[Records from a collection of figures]
....
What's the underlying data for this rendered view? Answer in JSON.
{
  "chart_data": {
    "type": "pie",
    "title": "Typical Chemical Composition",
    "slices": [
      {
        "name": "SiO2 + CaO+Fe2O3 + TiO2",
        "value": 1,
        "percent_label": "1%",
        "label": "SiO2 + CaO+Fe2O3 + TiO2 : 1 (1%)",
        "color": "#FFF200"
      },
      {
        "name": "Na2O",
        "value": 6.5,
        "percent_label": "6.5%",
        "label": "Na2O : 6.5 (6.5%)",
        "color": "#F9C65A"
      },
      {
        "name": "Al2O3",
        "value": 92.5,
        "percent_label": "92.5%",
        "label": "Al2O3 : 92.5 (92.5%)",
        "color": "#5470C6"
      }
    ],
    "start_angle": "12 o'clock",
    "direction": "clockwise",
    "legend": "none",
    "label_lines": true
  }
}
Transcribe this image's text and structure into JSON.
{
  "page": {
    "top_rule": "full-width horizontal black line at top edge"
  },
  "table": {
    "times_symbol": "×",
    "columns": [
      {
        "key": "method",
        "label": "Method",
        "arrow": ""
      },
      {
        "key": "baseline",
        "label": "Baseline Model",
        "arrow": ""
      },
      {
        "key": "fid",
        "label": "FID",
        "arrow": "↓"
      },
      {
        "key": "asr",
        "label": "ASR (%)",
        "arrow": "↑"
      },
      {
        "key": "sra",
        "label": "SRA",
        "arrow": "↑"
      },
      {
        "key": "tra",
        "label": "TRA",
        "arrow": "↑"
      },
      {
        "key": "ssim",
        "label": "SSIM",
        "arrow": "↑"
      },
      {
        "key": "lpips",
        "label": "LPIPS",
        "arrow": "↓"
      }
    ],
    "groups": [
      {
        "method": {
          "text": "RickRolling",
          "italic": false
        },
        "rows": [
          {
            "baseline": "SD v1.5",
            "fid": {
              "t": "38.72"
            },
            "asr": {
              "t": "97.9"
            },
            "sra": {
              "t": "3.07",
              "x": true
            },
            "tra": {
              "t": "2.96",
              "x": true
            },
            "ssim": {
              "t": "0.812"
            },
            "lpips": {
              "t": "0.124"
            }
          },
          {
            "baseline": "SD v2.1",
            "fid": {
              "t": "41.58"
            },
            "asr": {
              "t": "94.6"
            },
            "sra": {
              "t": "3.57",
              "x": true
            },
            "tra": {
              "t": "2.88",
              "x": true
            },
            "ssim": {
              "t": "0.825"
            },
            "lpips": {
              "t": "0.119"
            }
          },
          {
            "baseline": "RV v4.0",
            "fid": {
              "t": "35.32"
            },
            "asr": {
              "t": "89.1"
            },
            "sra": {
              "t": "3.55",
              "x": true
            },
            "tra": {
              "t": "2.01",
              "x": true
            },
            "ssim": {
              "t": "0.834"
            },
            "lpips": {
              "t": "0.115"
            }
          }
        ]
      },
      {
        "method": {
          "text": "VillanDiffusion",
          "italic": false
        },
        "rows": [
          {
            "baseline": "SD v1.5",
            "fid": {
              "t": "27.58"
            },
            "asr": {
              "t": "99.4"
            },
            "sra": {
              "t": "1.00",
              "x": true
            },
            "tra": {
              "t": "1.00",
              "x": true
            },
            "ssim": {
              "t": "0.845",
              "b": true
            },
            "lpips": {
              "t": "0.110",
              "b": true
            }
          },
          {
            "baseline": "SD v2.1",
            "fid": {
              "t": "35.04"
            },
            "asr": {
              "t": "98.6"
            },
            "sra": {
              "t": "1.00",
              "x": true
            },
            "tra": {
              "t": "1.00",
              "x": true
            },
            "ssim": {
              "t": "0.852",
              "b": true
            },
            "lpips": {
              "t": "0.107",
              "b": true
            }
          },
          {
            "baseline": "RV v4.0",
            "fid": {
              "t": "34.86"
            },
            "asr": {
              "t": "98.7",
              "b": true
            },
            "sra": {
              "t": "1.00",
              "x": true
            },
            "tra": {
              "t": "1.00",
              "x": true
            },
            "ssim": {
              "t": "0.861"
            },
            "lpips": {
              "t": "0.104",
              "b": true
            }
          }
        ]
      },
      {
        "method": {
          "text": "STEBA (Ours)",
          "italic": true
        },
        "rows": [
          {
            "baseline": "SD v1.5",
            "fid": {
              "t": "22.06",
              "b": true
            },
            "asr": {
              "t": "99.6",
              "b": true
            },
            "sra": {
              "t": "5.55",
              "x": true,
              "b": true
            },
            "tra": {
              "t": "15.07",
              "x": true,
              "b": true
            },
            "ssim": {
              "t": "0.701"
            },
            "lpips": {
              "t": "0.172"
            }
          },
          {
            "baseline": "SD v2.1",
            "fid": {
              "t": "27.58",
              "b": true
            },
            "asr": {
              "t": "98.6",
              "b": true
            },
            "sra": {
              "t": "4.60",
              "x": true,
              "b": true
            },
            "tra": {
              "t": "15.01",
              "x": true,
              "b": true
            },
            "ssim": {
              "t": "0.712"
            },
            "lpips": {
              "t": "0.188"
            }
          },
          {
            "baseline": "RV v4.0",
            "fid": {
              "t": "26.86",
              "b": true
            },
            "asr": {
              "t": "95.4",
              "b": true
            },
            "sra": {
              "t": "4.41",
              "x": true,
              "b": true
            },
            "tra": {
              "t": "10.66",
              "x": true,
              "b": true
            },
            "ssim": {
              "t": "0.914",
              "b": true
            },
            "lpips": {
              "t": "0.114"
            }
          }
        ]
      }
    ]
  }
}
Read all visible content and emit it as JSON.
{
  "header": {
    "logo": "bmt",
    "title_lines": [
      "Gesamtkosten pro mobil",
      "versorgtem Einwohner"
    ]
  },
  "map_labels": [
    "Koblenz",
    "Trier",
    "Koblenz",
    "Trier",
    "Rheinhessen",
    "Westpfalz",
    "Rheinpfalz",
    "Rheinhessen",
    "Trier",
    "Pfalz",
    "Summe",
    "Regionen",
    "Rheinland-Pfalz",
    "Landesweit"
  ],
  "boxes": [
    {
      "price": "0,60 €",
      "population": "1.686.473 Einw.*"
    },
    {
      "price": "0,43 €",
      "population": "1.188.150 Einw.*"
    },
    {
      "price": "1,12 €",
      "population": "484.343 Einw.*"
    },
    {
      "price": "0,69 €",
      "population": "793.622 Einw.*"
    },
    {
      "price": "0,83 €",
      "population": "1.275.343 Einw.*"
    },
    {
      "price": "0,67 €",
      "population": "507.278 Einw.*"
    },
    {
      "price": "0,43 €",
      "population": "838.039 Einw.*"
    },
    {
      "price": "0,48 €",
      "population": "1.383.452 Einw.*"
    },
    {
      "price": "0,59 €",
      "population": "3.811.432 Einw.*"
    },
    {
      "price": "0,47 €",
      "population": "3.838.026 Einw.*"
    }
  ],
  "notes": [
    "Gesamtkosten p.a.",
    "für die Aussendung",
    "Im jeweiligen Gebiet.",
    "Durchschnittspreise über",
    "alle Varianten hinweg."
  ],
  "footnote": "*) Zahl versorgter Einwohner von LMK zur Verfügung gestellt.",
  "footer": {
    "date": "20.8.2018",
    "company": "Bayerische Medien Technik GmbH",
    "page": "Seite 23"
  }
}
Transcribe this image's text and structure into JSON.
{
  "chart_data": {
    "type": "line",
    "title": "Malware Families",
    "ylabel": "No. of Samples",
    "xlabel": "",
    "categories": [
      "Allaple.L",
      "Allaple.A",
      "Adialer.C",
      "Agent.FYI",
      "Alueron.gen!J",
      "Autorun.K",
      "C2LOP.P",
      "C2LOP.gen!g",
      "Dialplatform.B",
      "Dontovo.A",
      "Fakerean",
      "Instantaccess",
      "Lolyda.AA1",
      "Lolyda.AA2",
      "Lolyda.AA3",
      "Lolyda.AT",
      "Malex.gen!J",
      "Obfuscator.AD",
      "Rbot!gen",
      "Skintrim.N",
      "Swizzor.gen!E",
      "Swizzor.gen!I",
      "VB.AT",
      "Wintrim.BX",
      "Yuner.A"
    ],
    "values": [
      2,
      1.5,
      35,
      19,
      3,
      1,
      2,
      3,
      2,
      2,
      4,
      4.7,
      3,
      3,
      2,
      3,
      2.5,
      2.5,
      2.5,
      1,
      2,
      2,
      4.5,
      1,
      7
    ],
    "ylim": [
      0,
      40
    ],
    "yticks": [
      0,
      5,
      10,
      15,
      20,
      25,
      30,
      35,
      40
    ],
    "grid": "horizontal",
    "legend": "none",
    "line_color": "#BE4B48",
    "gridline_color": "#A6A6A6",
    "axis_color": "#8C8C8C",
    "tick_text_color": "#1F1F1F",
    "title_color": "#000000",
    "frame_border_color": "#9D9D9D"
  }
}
....
Which lines in the listing above hold the word "Lolyda"? Show each of them.

      "Lolyda.AA1",
      "Lolyda.AA2",
      "Lolyda.AA3",
      "Lolyda.AT",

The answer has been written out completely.